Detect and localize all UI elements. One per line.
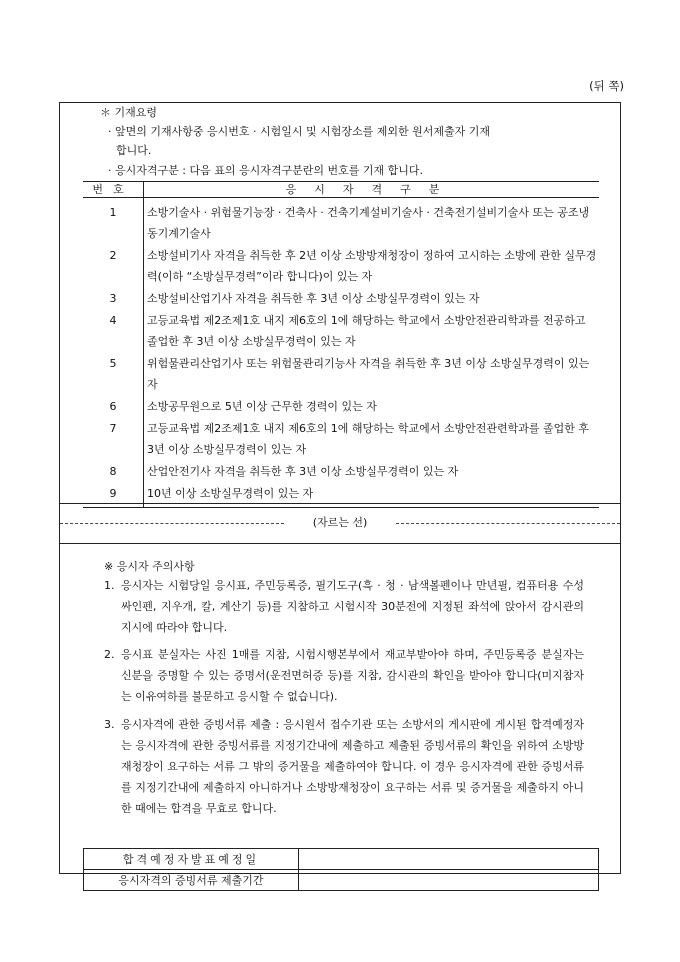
instructions-header: ＊ 기재요령 [100,106,158,119]
row-number: 6 [83,395,144,417]
instruction-line-1: · 앞면의 기재사항중 응시번호 · 시험일시 및 시험장소를 제외한 원서제출자 기재 [108,125,490,138]
notice-header: ※ 응시자 주의사항 [104,560,195,573]
announcement-date-value[interactable] [299,849,599,870]
row-text: 소방공무원으로 5년 이상 근무한 경력이 있는 자 [147,400,377,413]
row-number: 9 [83,482,144,508]
table-row [84,870,599,891]
table-row [83,244,599,287]
row-text: 소방기술사 · 위험물기능장 · 건축사 · 건축기계설비기술사 · 건축전기설비기술사 또는 공조냉동기계기술사 [147,206,590,240]
table-row [83,417,599,460]
notice-item-number: 3. [104,718,115,731]
row-number: 4 [83,309,144,352]
qualification-table [83,181,599,508]
page-side-label: (뒤 쪽) [589,79,624,93]
instruction-line-2: · 응시자격구분 : 다음 표의 응시자격구분란의 번호를 기재 합니다. [108,164,423,177]
row-text: 고등교육법 제2조제1호 내지 제6호의 1에 해당하는 학교에서 소방안전관리학과를 전공하고 졸업한 후 3년 이상 소방실무경력이 있는 자 [147,314,586,348]
row-text: 산업안전기사 자격을 취득한 후 3년 이상 소방실무경력이 있는 자 [147,465,459,478]
cut-line [60,503,620,543]
notice-item-2 [104,644,584,707]
notice-item-number: 1. [104,579,115,592]
cut-line-label: (자르는 선) [312,516,368,529]
table-row [84,849,599,870]
row-number: 2 [83,244,144,287]
row-number: 3 [83,287,144,309]
announcement-date-label: 합격예정자발표예정일 [84,849,299,870]
instruction-line-1-cont: 합니다. [116,144,152,157]
document-period-value[interactable] [299,870,599,891]
row-text: 고등교육법 제2조제1호 내지 제6호의 1에 해당하는 학교에서 소방안전관련학과를 졸업한 후 3년 이상 소방실무경력이 있는 자 [147,422,589,456]
announcement-table [83,848,599,891]
row-text: 소방설비산업기사 자격을 취득한 후 3년 이상 소방실무경력이 있는 자 [147,292,480,305]
notice-item-text: 응시자는 시험당일 응시표, 주민등록증, 필기도구(흑 · 청 · 남색볼펜이나 만년필, 컴퓨터용 수성싸인펜, 지우개, 칼, 계산기 등)를 지참하고 시험시작 30분전에 지정된 좌석에 앉아서 감시관의 지시에 따라야 합니다. [121,579,584,634]
row-number: 7 [83,417,144,460]
table-row [83,309,599,352]
notice-item-3 [104,714,584,819]
notice-item-1 [104,575,584,638]
row-number: 5 [83,352,144,395]
row-text: 위험물관리산업기사 또는 위험물관리기능사 자격을 취득한 후 3년 이상 소방실무경력이 있는 자 [147,357,590,391]
table-row [83,287,599,309]
form-back-page [59,102,621,887]
cut-line-dash-right [396,523,620,524]
applicant-notice-section [60,543,620,887]
table-row [83,352,599,395]
col-header-qualification: 응시자격구분 [144,182,600,198]
table-row [83,460,599,482]
filling-instructions-section [60,103,620,504]
row-text: 10년 이상 소방실무경력이 있는 자 [144,482,600,508]
notice-item-number: 2. [104,648,115,661]
col-header-number: 번호 [83,182,144,198]
row-text: 소방설비기사 자격을 취득한 후 2년 이상 소방방재청장이 정하여 고시하는 소방에 관한 실무경력(이하 “소방실무경력”이라 합니다)이 있는 자 [147,249,597,283]
notice-item-text: 응시표 분실자는 사진 1매를 지참, 시험시행본부에서 재교부받아야 하며, 주민등록증 분실자는 신분을 증명할 수 있는 증명서(운전면허증 등)를 지참, 감시관의 확인을 받아야 합니다(미지참자는 이유여하를 불문하고 응시할 수 없습니다). [121,648,584,703]
table-row [83,395,599,417]
row-number: 1 [83,198,144,245]
table-row [83,198,599,245]
notice-item-text: 응시자격에 관한 증빙서류 제출 : 응시원서 접수기관 또는 소방서의 게시판에 게시된 합격예정자는 응시자격에 관한 증빙서류를 지정기간내에 제출하고 제출된 증빙서류의 확인을 위하여 소방방재청장이 요구하는 서류 그 밖의 증거물을 제출하여야 합니다. 이 경우 응시자격에 관한 증빙서류를 지정기간내에 제출하지 아니하거나 소방방재청장이 요구하는 서류 및 증거물을 제출하지 아니한 때에는 합격을 무효로 합니다. [121,718,584,815]
row-number: 8 [83,460,144,482]
document-period-label: 응시자격의 증빙서류 제출기간 [84,870,299,891]
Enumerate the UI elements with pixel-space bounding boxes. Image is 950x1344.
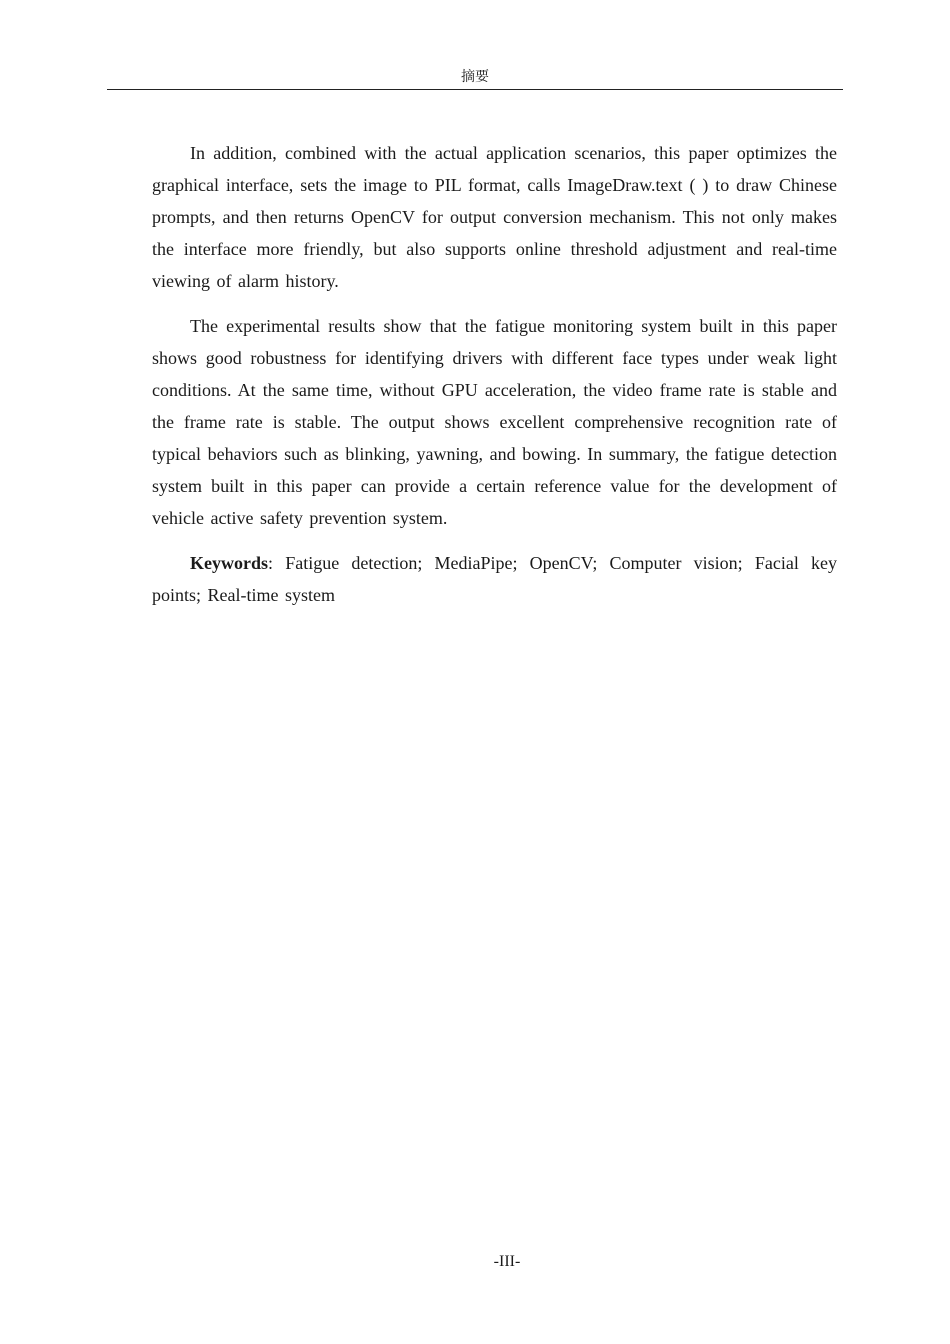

######

THE REQUEST -> Return the lines of the records unchanged, from the line containing "instructions-header: ＊ 기재요령 [100,106,158,119]" up to and including the line containing "table-row [84,870,599,891]".

WRITTEN REPLY ->
instructions-header: ＊ 기재요령 [100,106,158,119]
row-number: 6 [83,395,144,417]
instruction-line-1: · 앞면의 기재사항중 응시번호 · 시험일시 및 시험장소를 제외한 원서제출자 기재 [108,125,490,138]
notice-header: ※ 응시자 주의사항 [104,560,195,573]
announcement-date-value[interactable] [299,849,599,870]
row-text: 소방공무원으로 5년 이상 근무한 경력이 있는 자 [147,400,377,413]
row-number: 9 [83,482,144,508]
table-row [84,870,599,891]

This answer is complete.